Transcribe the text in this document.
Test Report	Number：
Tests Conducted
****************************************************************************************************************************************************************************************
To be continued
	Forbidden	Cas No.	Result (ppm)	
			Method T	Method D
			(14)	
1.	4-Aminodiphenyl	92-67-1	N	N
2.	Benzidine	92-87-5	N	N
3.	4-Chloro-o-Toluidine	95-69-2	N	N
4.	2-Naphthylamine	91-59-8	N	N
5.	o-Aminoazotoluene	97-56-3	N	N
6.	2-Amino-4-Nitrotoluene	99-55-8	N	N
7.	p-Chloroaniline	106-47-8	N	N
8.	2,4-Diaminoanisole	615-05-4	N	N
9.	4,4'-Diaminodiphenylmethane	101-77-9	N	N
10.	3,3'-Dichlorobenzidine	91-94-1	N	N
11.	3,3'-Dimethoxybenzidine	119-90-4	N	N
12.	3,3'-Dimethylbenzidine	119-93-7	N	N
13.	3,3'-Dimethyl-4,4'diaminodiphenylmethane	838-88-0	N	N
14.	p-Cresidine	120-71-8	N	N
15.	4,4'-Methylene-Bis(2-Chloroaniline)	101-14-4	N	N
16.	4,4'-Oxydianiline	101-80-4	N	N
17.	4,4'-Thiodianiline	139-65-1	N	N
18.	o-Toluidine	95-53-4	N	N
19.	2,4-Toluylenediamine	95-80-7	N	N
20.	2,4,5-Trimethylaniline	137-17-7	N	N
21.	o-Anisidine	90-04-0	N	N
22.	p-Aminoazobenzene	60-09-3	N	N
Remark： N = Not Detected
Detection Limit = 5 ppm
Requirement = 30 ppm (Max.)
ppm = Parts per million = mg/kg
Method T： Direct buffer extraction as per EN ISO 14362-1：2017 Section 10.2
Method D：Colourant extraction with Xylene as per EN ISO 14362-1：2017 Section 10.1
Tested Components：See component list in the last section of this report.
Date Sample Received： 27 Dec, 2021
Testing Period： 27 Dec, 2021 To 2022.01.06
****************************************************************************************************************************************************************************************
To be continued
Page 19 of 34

-------------------------

**TO DO**
Retype the records above exactly.

**EXPECTED ANSWER**
Transcribe the text in this document.
Test Report	Number：
Tests Conducted
****************************************************************************************************************************************************************************************
To be continued
	Forbidden	Cas No.	Result (ppm)	
			Method T	Method D
			(14)	
1.	4-Aminodiphenyl	92-67-1	N	N
2.	Benzidine	92-87-5	N	N
3.	4-Chloro-o-Toluidine	95-69-2	N	N
4.	2-Naphthylamine	91-59-8	N	N
5.	o-Aminoazotoluene	97-56-3	N	N
6.	2-Amino-4-Nitrotoluene	99-55-8	N	N
7.	p-Chloroaniline	106-47-8	N	N
8.	2,4-Diaminoanisole	615-05-4	N	N
9.	4,4'-Diaminodiphenylmethane	101-77-9	N	N
10.	3,3'-Dichlorobenzidine	91-94-1	N	N
11.	3,3'-Dimethoxybenzidine	119-90-4	N	N
12.	3,3'-Dimethylbenzidine	119-93-7	N	N
13.	3,3'-Dimethyl-4,4'diaminodiphenylmethane	838-88-0	N	N
14.	p-Cresidine	120-71-8	N	N
15.	4,4'-Methylene-Bis(2-Chloroaniline)	101-14-4	N	N
16.	4,4'-Oxydianiline	101-80-4	N	N
17.	4,4'-Thiodianiline	139-65-1	N	N
18.	o-Toluidine	95-53-4	N	N
19.	2,4-Toluylenediamine	95-80-7	N	N
20.	2,4,5-Trimethylaniline	137-17-7	N	N
21.	o-Anisidine	90-04-0	N	N
22.	p-Aminoazobenzene	60-09-3	N	N
Remark： N = Not Detected
Detection Limit = 5 ppm
Requirement = 30 ppm (Max.)
ppm = Parts per million = mg/kg
Method T： Direct buffer extraction as per EN ISO 14362-1：2017 Section 10.2
Method D：Colourant extraction with Xylene as per EN ISO 14362-1：2017 Section 10.1
Tested Components：See component list in the last section of this report.
Date Sample Received： 27 Dec, 2021
Testing Period： 27 Dec, 2021 To 2022.01.06
****************************************************************************************************************************************************************************************
To be continued
Page 19 of 34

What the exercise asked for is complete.